■ Problem: Find and copy lines holding "WATARI".

■ Exercise data:
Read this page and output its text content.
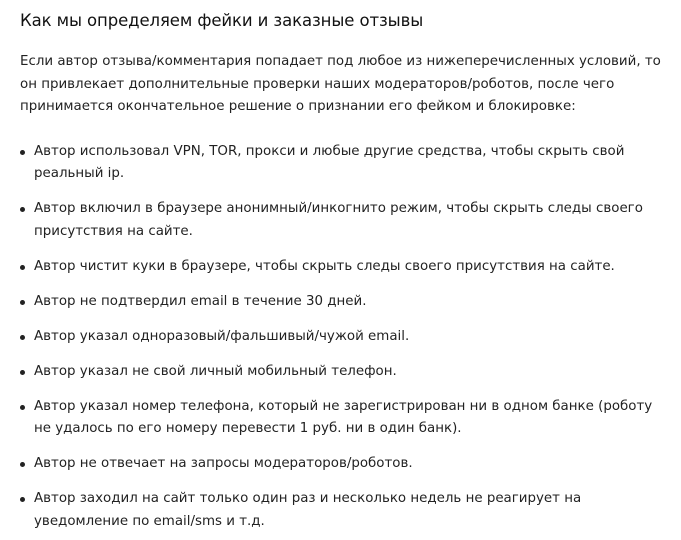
Как мы определяем фейки и заказные отзывы

Если автор отзыва/комментария попадает под любое из нижеперечисленных условий, то он привлекает дополнительные проверки наших модераторов/роботов, после чего принимается окончательное решение о признании его фейком и блокировке:

Автор использовал VPN, TOR, прокси и любые другие средства, чтобы скрыть свой реальный ip.
Автор включил в браузере анонимный/инкогнито режим, чтобы скрыть следы своего присутствия на сайте.
Автор чистит куки в браузере, чтобы скрыть следы своего присутствия на сайте.
Автор не подтвердил email в течение 30 дней.
Автор указал одноразовый/фальшивый/чужой email.
Автор указал не свой личный мобильный телефон.
Автор указал номер телефона, который не зарегистрирован ни в одном банке (роботу не удалось по его номеру перевести 1 руб. ни в один банк).
Автор не отвечает на запросы модераторов/роботов.
Автор заходил на сайт только один раз и несколько недель не реагирует на уведомление по email/sms и т.д.
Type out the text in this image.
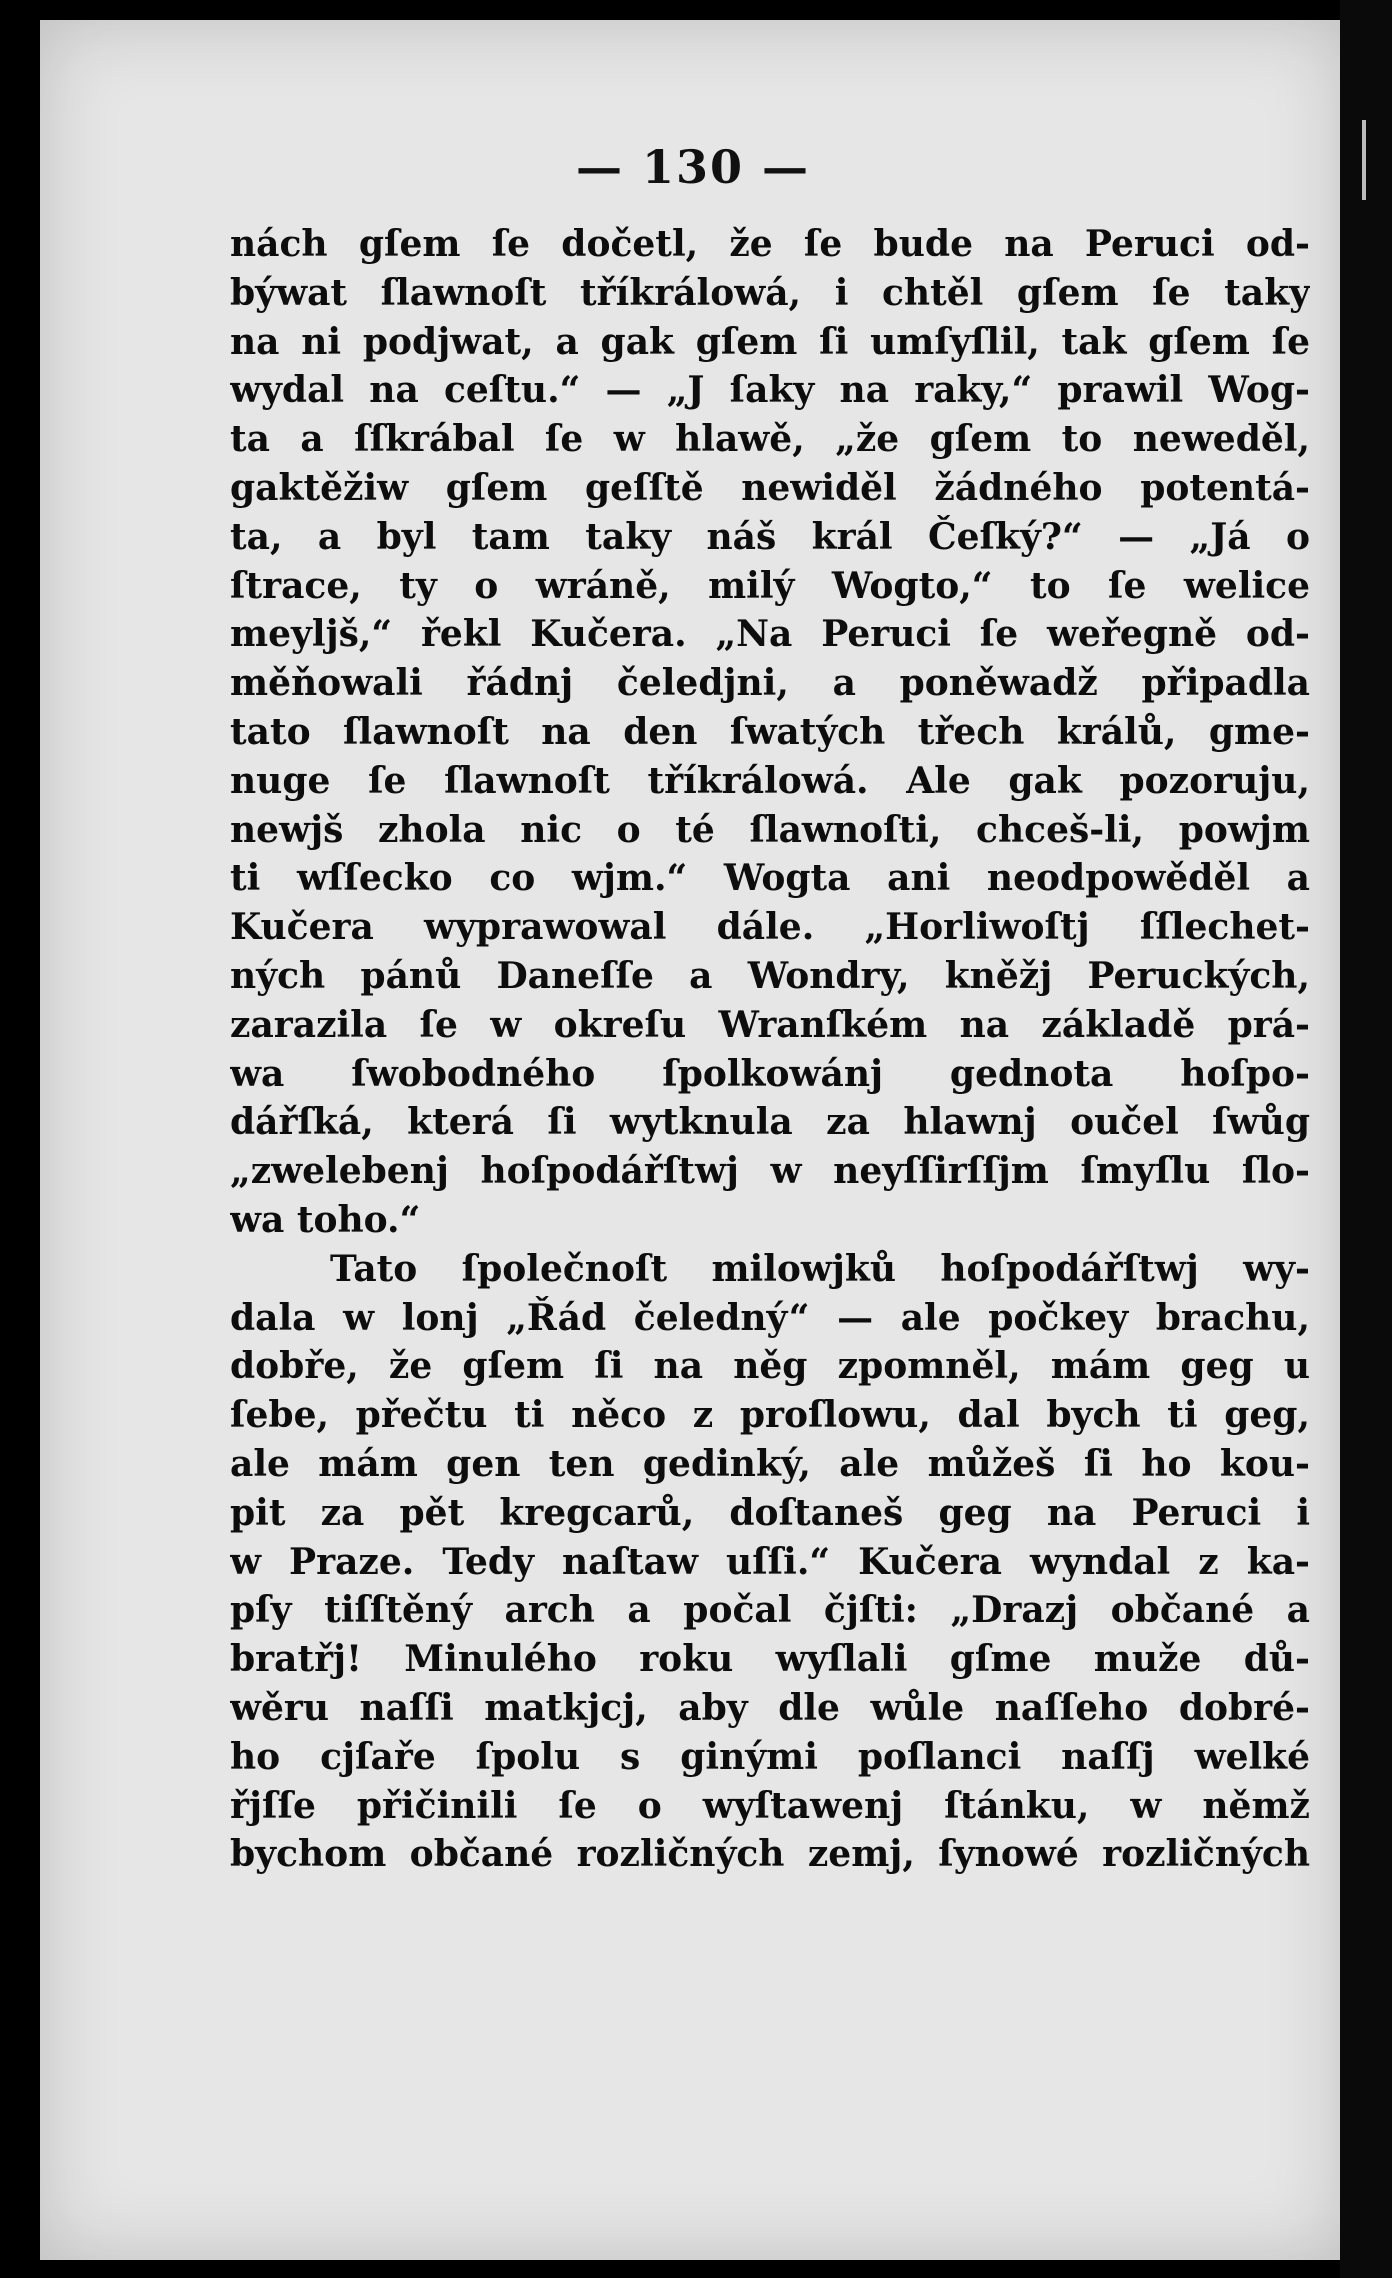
— 130 —
nách gſem ſe dočetl, že ſe bude na Peruci od-
býwat ſlawnoſt tříkrálowá, i chtěl gſem ſe taky
na ni podjwat, a gak gſem ſi umſyſlil, tak gſem ſe
wydal na ceſtu.“ — „J ſaky na raky,“ prawil Wog-
ta a ſſkrábal ſe w hlawě, „že gſem to neweděl,
gaktěžiw gſem geſſtě newiděl žádného potentá-
ta, a byl tam taky náš král Čeſký?“ — „Já o
ſtrace, ty o wráně, milý Wogto,“ to ſe welice
meyljš,“ řekl Kučera. „Na Peruci ſe weřegně od-
měňowali řádnj čeledjni, a poněwadž připadla
tato ſlawnoſt na den ſwatých třech králů, gme-
nuge ſe ſlawnoſt tříkrálowá. Ale gak pozoruju,
newjš zhola nic o té ſlawnoſti, chceš-li, powjm
ti wſſecko co wjm.“ Wogta ani neodpowěděl a
Kučera wyprawowal dále. „Horliwoſtj ſſlechet-
ných pánů Daneſſe a Wondry, kněžj Peruckých,
zarazila ſe w okreſu Wranſkém na základě prá-
wa ſwobodného ſpolkowánj gednota hoſpo-
dářſká, která ſi wytknula za hlawnj oučel ſwůg
„zwelebenj hoſpodářſtwj w neyſſirſſjm ſmyſlu ſlo-
wa toho.“
Tato ſpolečnoſt milowjků hoſpodářſtwj wy-
dala w lonj „Řád čeledný“ — ale počkey brachu,
dobře, že gſem ſi na něg zpomněl, mám geg u
ſebe, přečtu ti něco z proſlowu, dal bych ti geg,
ale mám gen ten gedinký, ale můžeš ſi ho kou-
pit za pět kregcarů, doſtaneš geg na Peruci i
w Praze. Tedy naſtaw uſſi.“ Kučera wyndal z ka-
pſy tiſſtěný arch a počal čjſti: „Drazj občané a
bratřj! Minulého roku wyſlali gſme muže dů-
wěru naſſi matkjcj, aby dle wůle naſſeho dobré-
ho cjſaře ſpolu s ginými poſlanci naſſj welké
řjſſe přičinili ſe o wyſtawenj ſtánku, w němž
bychom občané rozličných zemj, ſynowé rozličných
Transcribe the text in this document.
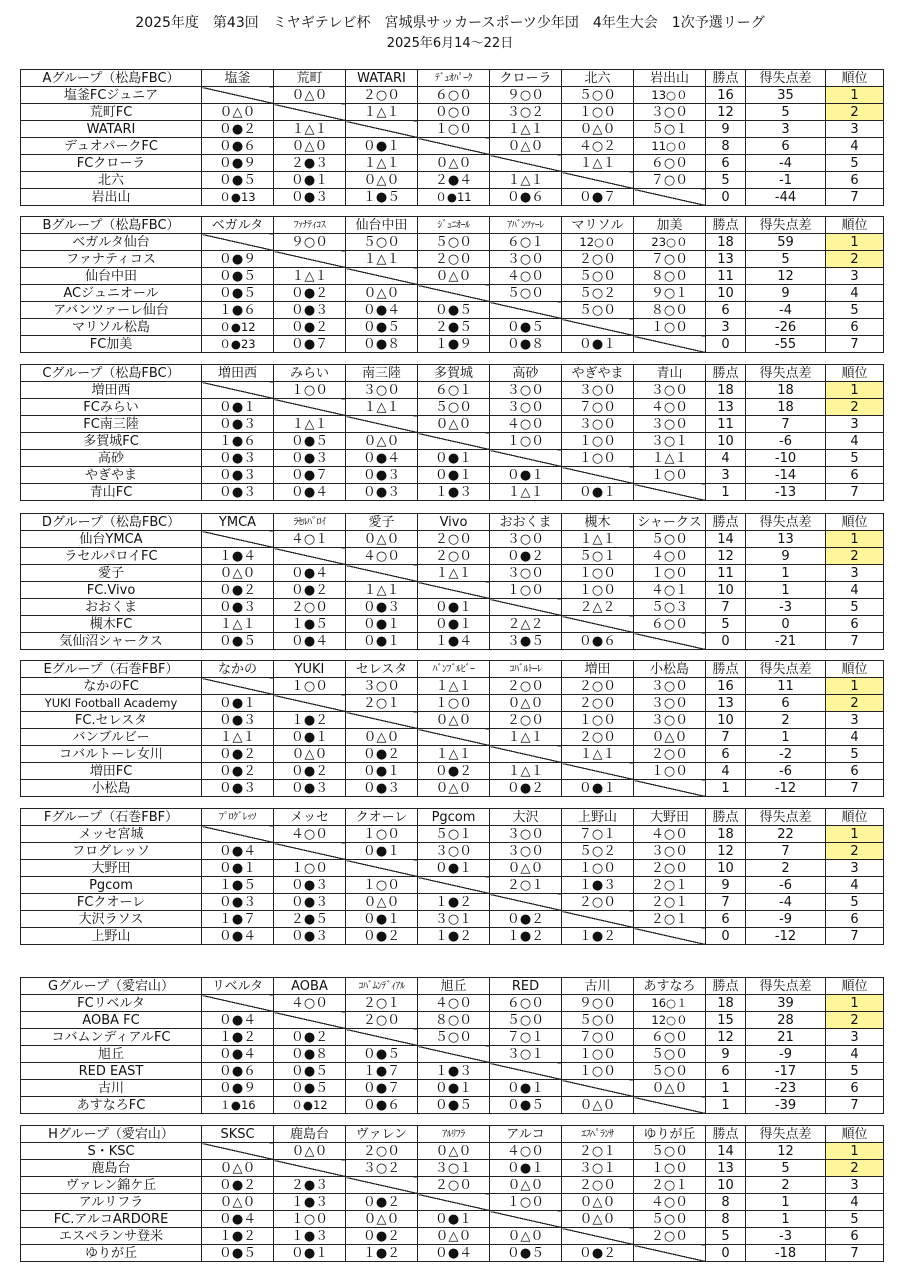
2025年度　第43回　ミヤギテレビ杯　宮城県サッカースポーツ少年団　4年生大会　1次予選リーグ
2025年6月14～22日
Aグループ（松島FBC）	塩釜	荒町	WATARI	ﾃﾞｭｵﾊﾟｰｸ	クローラ	北六	岩出山	勝点	得失点差	順位
塩釜FCジュニア		０△０	２○０	６○０	９○０	５○０	13○０	16	35	1
荒町FC	０△０		１△１	０○０	３○２	１○０	３○０	12	5	2
WATARI	０●２	１△１		１○０	１△１	０△０	５○１	9	3	3
デュオパークFC	０●６	０△０	０●１		０△０	４○２	11○０	8	6	4
FCクローラ	０●９	２●３	１△１	０△０		１△１	６○０	6	-4	5
北六	０●５	０●１	０△０	２●４	１△１		７○０	5	-1	6
岩出山	０●13	０●３	１●５	０●11	０●６	０●７		0	-44	7
Bグループ（松島FBC）	ベガルタ	ﾌｧﾅﾃｨｺｽ	仙台中田	ｼﾞｭﾆｵｰﾙ	ｱﾊﾞﾝﾂｧｰﾚ	マリソル	加美	勝点	得失点差	順位
ベガルタ仙台		９○０	５○０	５○０	６○１	12○０	23○０	18	59	1
ファナティコス	０●９		１△１	２○０	３○０	２○０	７○０	13	5	2
仙台中田	０●５	１△１		０△０	４○０	５○０	８○０	11	12	3
ACジュニオール	０●５	０●２	０△０		５○０	５○２	９○１	10	9	4
アバンツァーレ仙台	１●６	０●３	０●４	０●５		５○０	８○０	6	-4	5
マリソル松島	０●12	０●２	０●５	２●５	０●５		１○０	3	-26	6
FC加美	０●23	０●７	０●８	１●９	０●８	０●１		0	-55	7
Cグループ（松島FBC）	増田西	みらい	南三陸	多賀城	高砂	やぎやま	青山	勝点	得失点差	順位
増田西		１○０	３○０	６○１	３○０	３○０	３○０	18	18	1
FCみらい	０●１		１△１	５○０	３○０	７○０	４○０	13	18	2
FC南三陸	０●３	１△１		０△０	４○０	３○０	３○０	11	7	3
多賀城FC	１●６	０●５	０△０		１○０	１○０	３○１	10	-6	4
高砂	０●３	０●３	０●４	０●１		１○０	１△１	4	-10	5
やぎやま	０●３	０●７	０●３	０●１	０●１		１○０	3	-14	6
青山FC	０●３	０●４	０●３	１●３	１△１	０●１		1	-13	7
Dグループ（松島FBC）	YMCA	ﾗｾﾙﾊﾟﾛｲ	愛子	Vivo	おおくま	槻木	シャークス	勝点	得失点差	順位
仙台YMCA		４○１	０△０	２○０	３○０	１△１	５○０	14	13	1
ラセルパロイFC	１●４		４○０	２○０	０●２	５○１	４○０	12	9	2
愛子	０△０	０●４		１△１	３○０	１○０	１○０	11	1	3
FC.Vivo	０●２	０●２	１△１		１○０	１○０	４○１	10	1	4
おおくま	０●３	２○０	０●３	０●１		２△２	５○３	7	-3	5
槻木FC	１△１	１●５	０●１	０●１	２△２		６○０	5	0	6
気仙沼シャークス	０●５	０●４	０●１	１●４	３●５	０●６		0	-21	7
Eグループ（石巻FBF）	なかの	YUKI	セレスタ	ﾊﾞﾝﾌﾞﾙﾋﾞｰ	ｺﾊﾞﾙﾄｰﾚ	増田	小松島	勝点	得失点差	順位
なかのFC		１○０	３○０	１△１	２○０	２○０	３○０	16	11	1
YUKI Football Academy	０●１		２○１	１○０	０△０	２○０	３○０	13	6	2
FC.セレスタ	０●３	１●２		０△０	２○０	１○０	３○０	10	2	3
バンブルビー	１△１	０●１	０△０		１△１	２○０	０△０	7	1	4
コバルトーレ女川	０●２	０△０	０●２	１△１		１△１	２○０	6	-2	5
増田FC	０●２	０●２	０●１	０●２	１△１		１○０	4	-6	6
小松島	０●３	０●３	０●３	０△０	０●２	０●１		1	-12	7
Fグループ（石巻FBF）	ﾌﾟﾛｸﾞﾚｯｿ	メッセ	クオーレ	Pgcom	大沢	上野山	大野田	勝点	得失点差	順位
メッセ宮城		４○０	１○０	５○１	３○０	７○１	４○０	18	22	1
フログレッソ	０●４		０●１	３○０	３○０	５○２	３○０	12	7	2
大野田	０●１	１○０		０●１	０△０	１○０	２○０	10	2	3
Pgcom	１●５	０●３	１○０		２○１	１●３	２○１	9	-6	4
FCクオーレ	０●３	０●３	０△０	１●２		２○０	２○１	7	-4	5
大沢ラソス	１●７	２●５	０●１	３○１	０●２		２○１	6	-9	6
上野山	０●４	０●３	０●２	１●２	１●２	１●２		0	-12	7
Gグループ（愛宕山）	リベルタ	AOBA	ｺﾊﾞﾑﾝﾃﾞｨｱﾙ	旭丘	RED	古川	あすなろ	勝点	得失点差	順位
FCリベルタ		４○０	２○１	４○０	６○０	９○０	16○１	18	39	1
AOBA FC	０●４		２○０	８○０	５○０	５○０	12○０	15	28	2
コバムンディアルFC	１●２	０●２		５○０	７○１	７○０	６○０	12	21	3
旭丘	０●４	０●８	０●５		３○１	１○０	５○０	9	-9	4
RED EAST	０●６	０●５	１●７	１●３		１○０	５○０	6	-17	5
古川	０●９	０●５	０●７	０●１	０●１		０△０	1	-23	6
あすなろFC	１●16	０●12	０●６	０●５	０●５	０△０		1	-39	7
Hグループ（愛宕山）	SKSC	鹿島台	ヴァレン	ｱﾙﾘﾌﾗ	アルコ	ｴｽﾍﾟﾗﾝｻ	ゆりが丘	勝点	得失点差	順位
S・KSC		０△０	２○０	０△０	４○０	２○１	５○０	14	12	1
鹿島台	０△０		３○２	３○１	０●１	３○１	１○０	13	5	2
ヴァレン錦ケ丘	０●２	２●３		２○０	０△０	２○０	２○１	10	2	3
アルリフラ	０△０	１●３	０●２		１○０	０△０	４○０	8	1	4
FC.アルコARDORE	０●４	１○０	０△０	０●１		０△０	５○０	8	1	5
エスペランサ登米	１●２	１●３	０●２	０△０	０△０		２○０	5	-3	6
ゆりが丘	０●５	０●１	１●２	０●４	０●５	０●２		0	-18	7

■ Exercise solution:
Aグループ（松島FBC）	塩釜	荒町	WATARI	ﾃﾞｭｵﾊﾟｰｸ	クローラ	北六	岩出山	勝点	得失点差	順位
WATARI	０●２	１△１		１○０	１△１	０△０	５○１	9	3	3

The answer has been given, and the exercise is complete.